>> START

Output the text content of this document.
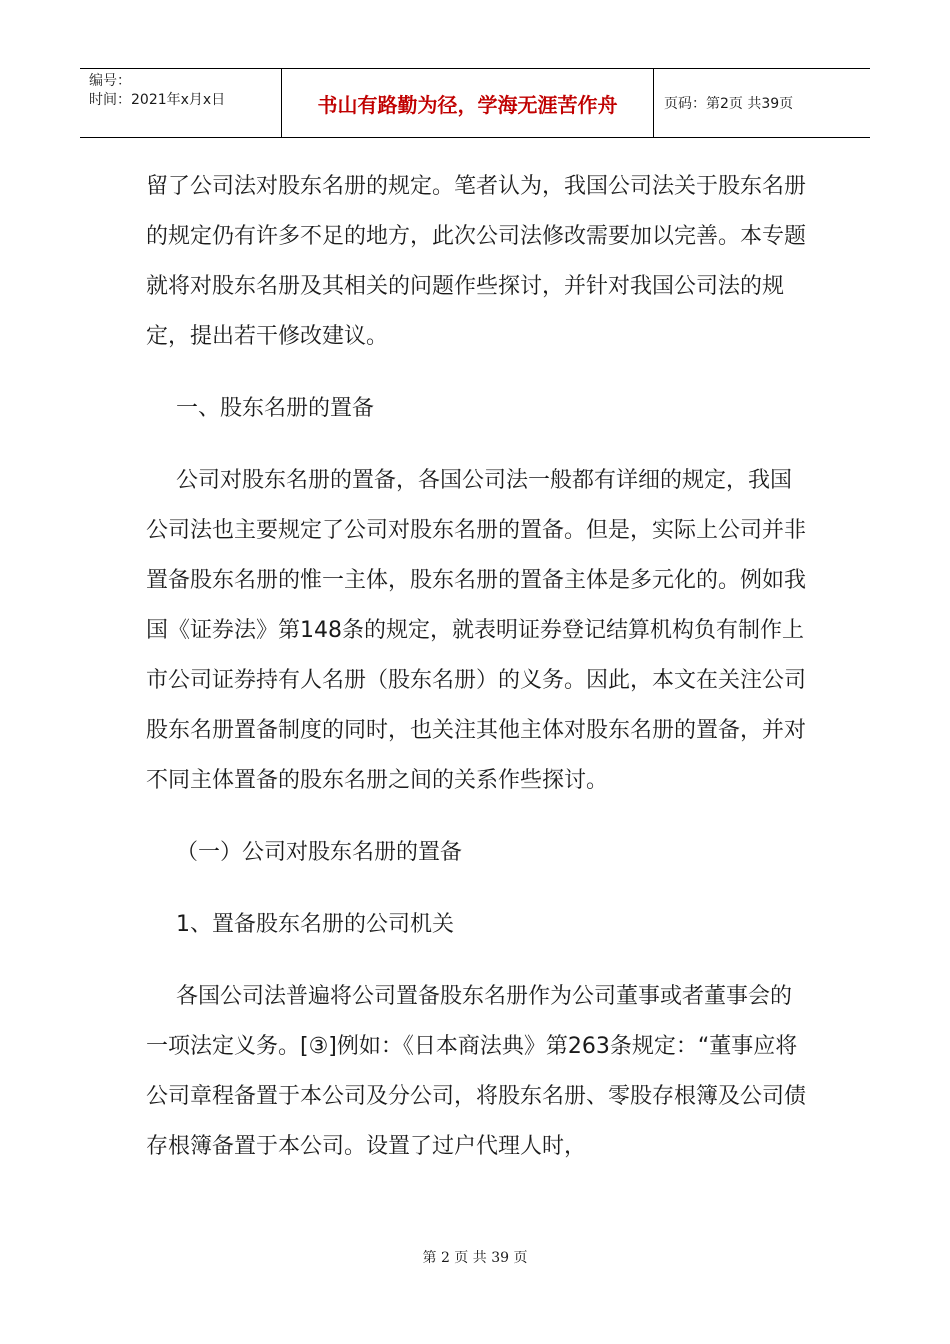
编号：
时间：2021年x月x日	书山有路勤为径，学海无涯苦作舟	页码：第2页 共39页

留了公司法对股东名册的规定。笔者认为，我国公司法关于股东名册的规定仍有许多不足的地方，此次公司法修改需要加以完善。本专题就将对股东名册及其相关的问题作些探讨，并针对我国公司法的规定，提出若干修改建议。

一、股东名册的置备

公司对股东名册的置备，各国公司法一般都有详细的规定，我国公司法也主要规定了公司对股东名册的置备。但是，实际上公司并非置备股东名册的惟一主体，股东名册的置备主体是多元化的。例如我国《证券法》第148条的规定，就表明证券登记结算机构负有制作上市公司证券持有人名册（股东名册）的义务。因此，本文在关注公司股东名册置备制度的同时，也关注其他主体对股东名册的置备，并对不同主体置备的股东名册之间的关系作些探讨。

（一）公司对股东名册的置备

1、置备股东名册的公司机关

各国公司法普遍将公司置备股东名册作为公司董事或者董事会的一项法定义务。[③]例如：《日本商法典》第263条规定：“董事应将公司章程备置于本公司及分公司，将股东名册、零股存根簿及公司债存根簿备置于本公司。设置了过户代理人时，

第 2 页 共 39 页
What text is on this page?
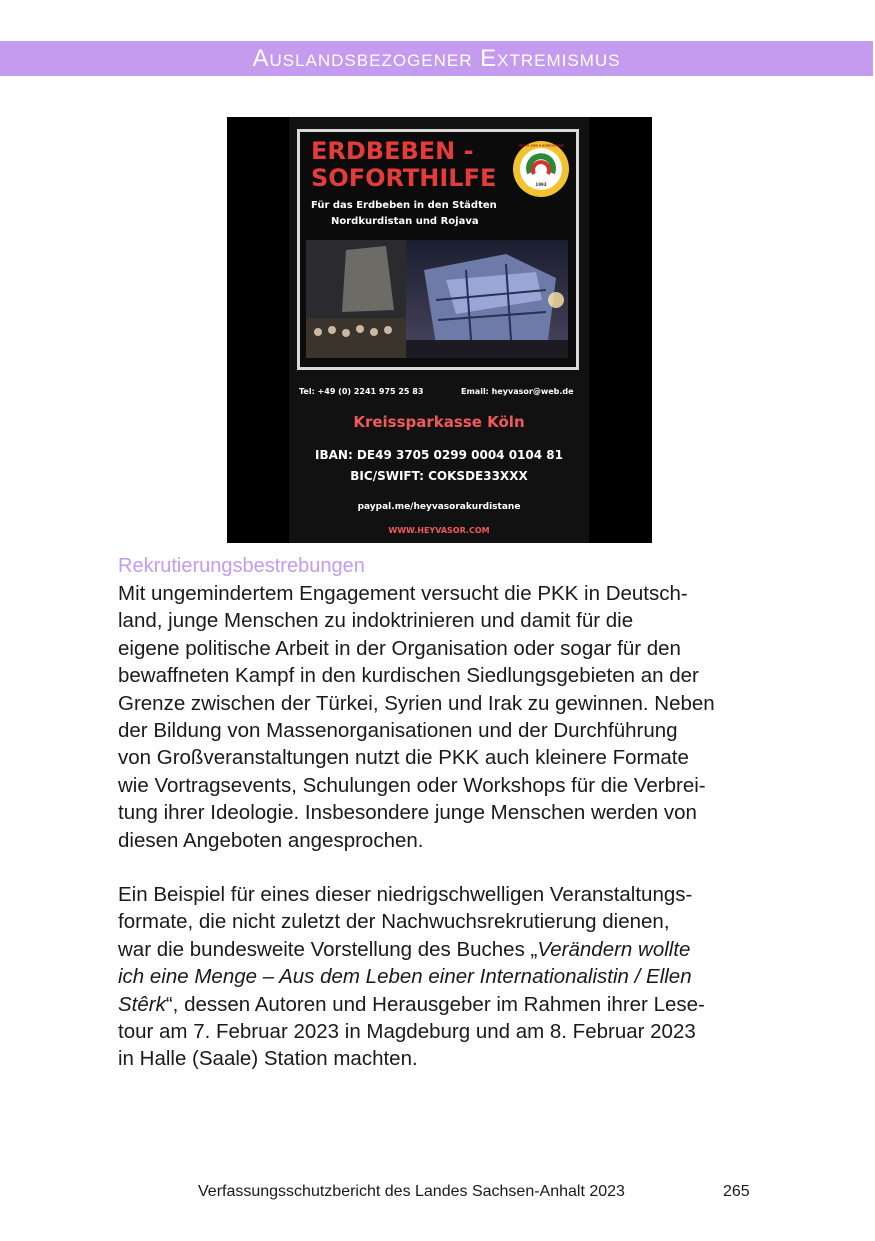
Auslandsbezogener Extremismus
ERDBEBEN -
SOFORTHILFE
Für das Erdbeben in den Städten
Nordkurdistan und Rojava
1993
HEYVA SOR A KURDISTANÊ
Tel: +49 (0) 2241 975 25 83	Email: heyvasor@web.de
Kreissparkasse Köln
IBAN: DE49 3705 0299 0004 0104 81
BIC/SWIFT: COKSDE33XXX
paypal.me/heyvasorakurdistane
WWW.HEYVASOR.COM
Rekrutierungsbestrebungen
Mit ungemindertem Engagement versucht die PKK in Deutsch-
land, junge Menschen zu indoktrinieren und damit für die
eigene politische Arbeit in der Organisation oder sogar für den
bewaffneten Kampf in den kurdischen Siedlungsgebieten an der
Grenze zwischen der Türkei, Syrien und Irak zu gewinnen. Neben
der Bildung von Massenorganisationen und der Durchführung
von Großveranstaltungen nutzt die PKK auch kleinere Formate
wie Vortragsevents, Schulungen oder Workshops für die Verbrei-
tung ihrer Ideologie. Insbesondere junge Menschen werden von
diesen Angeboten angesprochen.
Ein Beispiel für eines dieser niedrigschwelligen Veranstaltungs-
formate, die nicht zuletzt der Nachwuchsrekrutierung dienen,
war die bundesweite Vorstellung des Buches „Verändern wollte
ich eine Menge – Aus dem Leben einer Internationalistin / Ellen
Stêrk“, dessen Autoren und Herausgeber im Rahmen ihrer Lese-
tour am 7. Februar 2023 in Magdeburg und am 8. Februar 2023
in Halle (Saale) Station machten.
Verfassungsschutzbericht des Landes Sachsen-Anhalt 2023	265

>> END

__GOAL OF THE EXERCISE__. Using the material above, report each line where "junge" occurs.

__RESULT OF THE TASK__.
land, junge Menschen zu indoktrinieren und damit für die
tung ihrer Ideologie. Insbesondere junge Menschen werden von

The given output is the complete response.